● **STATED PROBLEM**: Search the data for the word "每个消费者的个人消费量之和" and copy every line that contains it.

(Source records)
--
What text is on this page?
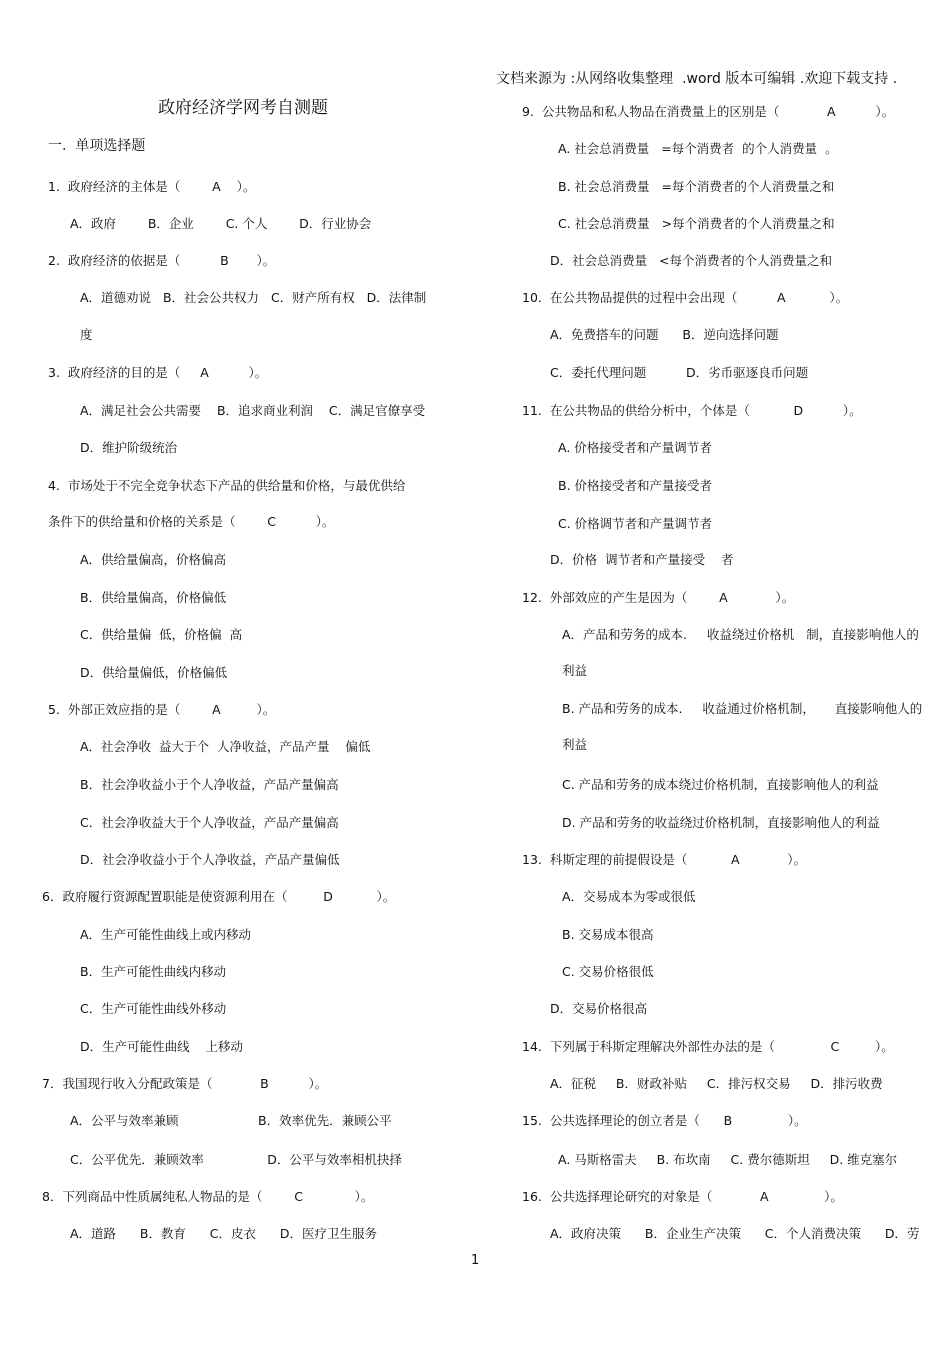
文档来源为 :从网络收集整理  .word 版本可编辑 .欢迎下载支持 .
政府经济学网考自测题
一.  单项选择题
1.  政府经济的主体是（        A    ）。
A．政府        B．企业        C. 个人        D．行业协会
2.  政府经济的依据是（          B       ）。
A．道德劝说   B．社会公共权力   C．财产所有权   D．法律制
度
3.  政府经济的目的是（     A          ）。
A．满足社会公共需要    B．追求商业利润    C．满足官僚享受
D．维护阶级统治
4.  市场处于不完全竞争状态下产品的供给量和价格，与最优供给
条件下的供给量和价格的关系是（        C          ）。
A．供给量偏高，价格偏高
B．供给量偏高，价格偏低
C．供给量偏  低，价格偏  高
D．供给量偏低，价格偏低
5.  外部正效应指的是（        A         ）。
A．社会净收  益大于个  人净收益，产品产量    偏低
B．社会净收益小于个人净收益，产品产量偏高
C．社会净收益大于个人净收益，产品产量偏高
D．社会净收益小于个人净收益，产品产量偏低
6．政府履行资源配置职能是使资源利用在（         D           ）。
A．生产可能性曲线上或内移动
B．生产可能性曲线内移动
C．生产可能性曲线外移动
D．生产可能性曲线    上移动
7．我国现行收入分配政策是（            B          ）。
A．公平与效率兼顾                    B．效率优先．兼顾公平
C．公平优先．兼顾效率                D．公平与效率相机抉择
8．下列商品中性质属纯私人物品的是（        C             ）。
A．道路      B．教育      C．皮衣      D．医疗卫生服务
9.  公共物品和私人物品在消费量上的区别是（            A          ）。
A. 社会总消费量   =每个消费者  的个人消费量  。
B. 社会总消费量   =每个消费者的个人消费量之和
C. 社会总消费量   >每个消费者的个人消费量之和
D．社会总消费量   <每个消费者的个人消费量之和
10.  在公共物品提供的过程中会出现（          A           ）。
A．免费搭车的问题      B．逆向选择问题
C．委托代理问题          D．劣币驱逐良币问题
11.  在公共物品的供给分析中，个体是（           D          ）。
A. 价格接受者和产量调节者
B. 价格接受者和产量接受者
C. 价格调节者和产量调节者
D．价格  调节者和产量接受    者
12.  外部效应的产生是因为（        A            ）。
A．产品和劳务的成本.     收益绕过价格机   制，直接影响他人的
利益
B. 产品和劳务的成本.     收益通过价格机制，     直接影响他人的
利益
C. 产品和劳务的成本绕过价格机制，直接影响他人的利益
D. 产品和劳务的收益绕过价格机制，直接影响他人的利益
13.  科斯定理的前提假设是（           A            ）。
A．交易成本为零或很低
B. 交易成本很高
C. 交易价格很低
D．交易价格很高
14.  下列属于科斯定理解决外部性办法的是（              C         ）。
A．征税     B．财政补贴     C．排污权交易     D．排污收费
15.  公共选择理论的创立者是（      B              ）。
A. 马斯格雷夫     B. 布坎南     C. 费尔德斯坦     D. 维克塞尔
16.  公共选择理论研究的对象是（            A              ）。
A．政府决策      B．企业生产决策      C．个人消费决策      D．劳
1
--
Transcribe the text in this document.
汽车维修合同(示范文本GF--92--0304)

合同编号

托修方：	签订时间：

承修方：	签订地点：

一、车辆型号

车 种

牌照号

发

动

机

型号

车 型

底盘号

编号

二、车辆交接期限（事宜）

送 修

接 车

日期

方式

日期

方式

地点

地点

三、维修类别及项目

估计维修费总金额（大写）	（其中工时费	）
--
● **FINISHED TASK**:
B. 社会总消费量   =每个消费者的个人消费量之和
C. 社会总消费量   >每个消费者的个人消费量之和
D．社会总消费量   <每个消费者的个人消费量之和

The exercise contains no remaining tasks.